Give every line below again, exactly.

------------

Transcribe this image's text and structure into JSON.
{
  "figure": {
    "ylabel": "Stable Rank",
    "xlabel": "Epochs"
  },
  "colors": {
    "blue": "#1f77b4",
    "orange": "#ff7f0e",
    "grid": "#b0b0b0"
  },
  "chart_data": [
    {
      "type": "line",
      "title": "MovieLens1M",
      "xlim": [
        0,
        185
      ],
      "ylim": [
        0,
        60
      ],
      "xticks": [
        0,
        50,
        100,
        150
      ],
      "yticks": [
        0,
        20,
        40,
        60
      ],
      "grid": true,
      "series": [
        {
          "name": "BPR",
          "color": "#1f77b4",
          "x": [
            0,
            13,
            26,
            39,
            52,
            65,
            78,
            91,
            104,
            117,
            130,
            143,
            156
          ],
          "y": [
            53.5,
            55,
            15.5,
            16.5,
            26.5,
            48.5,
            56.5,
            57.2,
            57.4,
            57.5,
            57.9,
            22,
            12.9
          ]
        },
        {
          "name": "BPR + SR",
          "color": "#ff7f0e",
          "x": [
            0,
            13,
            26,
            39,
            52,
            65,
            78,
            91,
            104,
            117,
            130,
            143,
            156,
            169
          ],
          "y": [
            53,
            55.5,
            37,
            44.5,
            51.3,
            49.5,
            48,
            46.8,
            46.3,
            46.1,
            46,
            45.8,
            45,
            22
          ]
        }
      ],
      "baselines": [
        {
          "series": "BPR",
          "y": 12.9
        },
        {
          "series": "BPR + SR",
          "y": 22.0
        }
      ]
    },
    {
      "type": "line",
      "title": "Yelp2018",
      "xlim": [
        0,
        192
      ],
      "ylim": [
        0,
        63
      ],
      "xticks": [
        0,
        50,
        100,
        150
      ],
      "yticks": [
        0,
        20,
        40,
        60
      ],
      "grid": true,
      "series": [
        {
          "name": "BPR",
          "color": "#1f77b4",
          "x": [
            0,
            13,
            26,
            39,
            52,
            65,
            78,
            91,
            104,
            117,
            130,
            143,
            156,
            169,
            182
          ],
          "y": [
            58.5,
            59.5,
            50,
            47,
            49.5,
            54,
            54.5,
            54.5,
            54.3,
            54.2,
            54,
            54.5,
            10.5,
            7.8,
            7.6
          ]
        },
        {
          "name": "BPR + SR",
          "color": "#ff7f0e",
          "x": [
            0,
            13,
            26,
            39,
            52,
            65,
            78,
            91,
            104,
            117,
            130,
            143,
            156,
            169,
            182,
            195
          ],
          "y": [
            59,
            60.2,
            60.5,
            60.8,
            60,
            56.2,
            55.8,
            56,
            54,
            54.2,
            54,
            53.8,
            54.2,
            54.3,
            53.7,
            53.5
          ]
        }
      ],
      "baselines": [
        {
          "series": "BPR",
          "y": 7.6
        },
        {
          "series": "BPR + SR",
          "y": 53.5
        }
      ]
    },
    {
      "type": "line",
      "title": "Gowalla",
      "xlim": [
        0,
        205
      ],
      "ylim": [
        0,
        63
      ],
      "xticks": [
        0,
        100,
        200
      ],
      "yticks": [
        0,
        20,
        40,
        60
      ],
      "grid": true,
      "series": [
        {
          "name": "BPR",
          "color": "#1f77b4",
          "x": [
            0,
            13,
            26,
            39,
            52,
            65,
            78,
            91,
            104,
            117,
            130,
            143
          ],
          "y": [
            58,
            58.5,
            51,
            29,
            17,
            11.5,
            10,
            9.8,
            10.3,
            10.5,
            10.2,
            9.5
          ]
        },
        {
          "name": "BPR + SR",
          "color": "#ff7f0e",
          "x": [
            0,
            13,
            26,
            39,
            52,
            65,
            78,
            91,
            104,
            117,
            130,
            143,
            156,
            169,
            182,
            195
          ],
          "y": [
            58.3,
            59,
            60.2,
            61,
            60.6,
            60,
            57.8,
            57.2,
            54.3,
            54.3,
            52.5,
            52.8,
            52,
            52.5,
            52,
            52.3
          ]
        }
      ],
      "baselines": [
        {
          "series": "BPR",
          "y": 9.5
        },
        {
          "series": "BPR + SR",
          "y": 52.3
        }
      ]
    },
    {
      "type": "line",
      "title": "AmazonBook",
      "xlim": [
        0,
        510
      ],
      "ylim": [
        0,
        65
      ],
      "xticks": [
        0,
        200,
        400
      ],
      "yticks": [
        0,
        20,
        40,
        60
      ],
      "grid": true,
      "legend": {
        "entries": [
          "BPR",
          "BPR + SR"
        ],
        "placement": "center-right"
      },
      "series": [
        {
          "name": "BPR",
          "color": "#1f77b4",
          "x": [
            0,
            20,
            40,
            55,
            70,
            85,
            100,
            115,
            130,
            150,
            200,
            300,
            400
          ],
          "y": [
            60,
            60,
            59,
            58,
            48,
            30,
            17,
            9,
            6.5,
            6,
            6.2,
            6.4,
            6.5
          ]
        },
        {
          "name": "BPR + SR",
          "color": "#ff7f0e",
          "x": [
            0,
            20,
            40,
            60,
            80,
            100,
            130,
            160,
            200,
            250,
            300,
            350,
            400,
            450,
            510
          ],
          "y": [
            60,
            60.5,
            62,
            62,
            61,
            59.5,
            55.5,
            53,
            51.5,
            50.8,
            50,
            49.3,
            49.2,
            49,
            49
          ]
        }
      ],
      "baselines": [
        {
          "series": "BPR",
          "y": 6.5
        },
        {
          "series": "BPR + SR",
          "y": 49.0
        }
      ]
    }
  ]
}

------------

◆ **OUTPUT FOR THIS EXERCISE**:
Transcribe this image's text and structure into JSON.
{
  "figure": {
    "ylabel": "Stable Rank",
    "xlabel": "Epochs"
  },
  "colors": {
    "blue": "#1f77b4",
    "orange": "#ff7f0e",
    "grid": "#b0b0b0"
  },
  "chart_data": [
    {
      "type": "line",
      "title": "MovieLens1M",
      "xlim": [
        0,
        185
      ],
      "ylim": [
        0,
        60
      ],
      "xticks": [
        0,
        50,
        100,
        150
      ],
      "yticks": [
        0,
        20,
        40,
        60
      ],
      "grid": true,
      "series": [
        {
          "name": "BPR",
          "color": "#1f77b4",
          "x": [
            0,
            13,
            26,
            39,
            52,
            65,
            78,
            91,
            104,
            117,
            130,
            143,
            156
          ],
          "y": [
            53.5,
            55,
            15.5,
            16.5,
            26.5,
            48.5,
            56.5,
            57.2,
            57.4,
            57.5,
            57.9,
            22,
            12.9
          ]
        },
        {
          "name": "BPR + SR",
          "color": "#ff7f0e",
          "x": [
            0,
            13,
            26,
            39,
            52,
            65,
            78,
            91,
            104,
            117,
            130,
            143,
            156,
            169
          ],
          "y": [
            53,
            55.5,
            37,
            44.5,
            51.3,
            49.5,
            48,
            46.8,
            46.3,
            46.1,
            46,
            45.8,
            45,
            22
          ]
        }
      ],
      "baselines": [
        {
          "series": "BPR",
          "y": 12.9
        },
        {
          "series": "BPR + SR",
          "y": 22.0
        }
      ]
    },
    {
      "type": "line",
      "title": "Yelp2018",
      "xlim": [
        0,
        192
      ],
      "ylim": [
        0,
        63
      ],
      "xticks": [
        0,
        50,
        100,
        150
      ],
      "yticks": [
        0,
        20,
        40,
        60
      ],
      "grid": true,
      "series": [
        {
          "name": "BPR",
          "color": "#1f77b4",
          "x": [
            0,
            13,
            26,
            39,
            52,
            65,
            78,
            91,
            104,
            117,
            130,
            143,
            156,
            169,
            182
          ],
          "y": [
            58.5,
            59.5,
            50,
            47,
            49.5,
            54,
            54.5,
            54.5,
            54.3,
            54.2,
            54,
            54.5,
            10.5,
            7.8,
            7.6
          ]
        },
        {
          "name": "BPR + SR",
          "color": "#ff7f0e",
          "x": [
            0,
            13,
            26,
            39,
            52,
            65,
            78,
            91,
            104,
            117,
            130,
            143,
            156,
            169,
            182,
            195
          ],
          "y": [
            59,
            60.2,
            60.5,
            60.8,
            60,
            56.2,
            55.8,
            56,
            54,
            54.2,
            54,
            53.8,
            54.2,
            54.3,
            53.7,
            53.5
          ]
        }
      ],
      "baselines": [
        {
          "series": "BPR",
          "y": 7.6
        },
        {
          "series": "BPR + SR",
          "y": 53.5
        }
      ]
    },
    {
      "type": "line",
      "title": "Gowalla",
      "xlim": [
        0,
        205
      ],
      "ylim": [
        0,
        63
      ],
      "xticks": [
        0,
        100,
        200
      ],
      "yticks": [
        0,
        20,
        40,
        60
      ],
      "grid": true,
      "series": [
        {
          "name": "BPR",
          "color": "#1f77b4",
          "x": [
            0,
            13,
            26,
            39,
            52,
            65,
            78,
            91,
            104,
            117,
            130,
            143
          ],
          "y": [
            58,
            58.5,
            51,
            29,
            17,
            11.5,
            10,
            9.8,
            10.3,
            10.5,
            10.2,
            9.5
          ]
        },
        {
          "name": "BPR + SR",
          "color": "#ff7f0e",
          "x": [
            0,
            13,
            26,
            39,
            52,
            65,
            78,
            91,
            104,
            117,
            130,
            143,
            156,
            169,
            182,
            195
          ],
          "y": [
            58.3,
            59,
            60.2,
            61,
            60.6,
            60,
            57.8,
            57.2,
            54.3,
            54.3,
            52.5,
            52.8,
            52,
            52.5,
            52,
            52.3
          ]
        }
      ],
      "baselines": [
        {
          "series": "BPR",
          "y": 9.5
        },
        {
          "series": "BPR + SR",
          "y": 52.3
        }
      ]
    },
    {
      "type": "line",
      "title": "AmazonBook",
      "xlim": [
        0,
        510
      ],
      "ylim": [
        0,
        65
      ],
      "xticks": [
        0,
        200,
        400
      ],
      "yticks": [
        0,
        20,
        40,
        60
      ],
      "grid": true,
      "legend": {
        "entries": [
          "BPR",
          "BPR + SR"
        ],
        "placement": "center-right"
      },
      "series": [
        {
          "name": "BPR",
          "color": "#1f77b4",
          "x": [
            0,
            20,
            40,
            55,
            70,
            85,
            100,
            115,
            130,
            150,
            200,
            300,
            400
          ],
          "y": [
            60,
            60,
            59,
            58,
            48,
            30,
            17,
            9,
            6.5,
            6,
            6.2,
            6.4,
            6.5
          ]
        },
        {
          "name": "BPR + SR",
          "color": "#ff7f0e",
          "x": [
            0,
            20,
            40,
            60,
            80,
            100,
            130,
            160,
            200,
            250,
            300,
            350,
            400,
            450,
            510
          ],
          "y": [
            60,
            60.5,
            62,
            62,
            61,
            59.5,
            55.5,
            53,
            51.5,
            50.8,
            50,
            49.3,
            49.2,
            49,
            49
          ]
        }
      ],
      "baselines": [
        {
          "series": "BPR",
          "y": 6.5
        },
        {
          "series": "BPR + SR",
          "y": 49.0
        }
      ]
    }
  ]
}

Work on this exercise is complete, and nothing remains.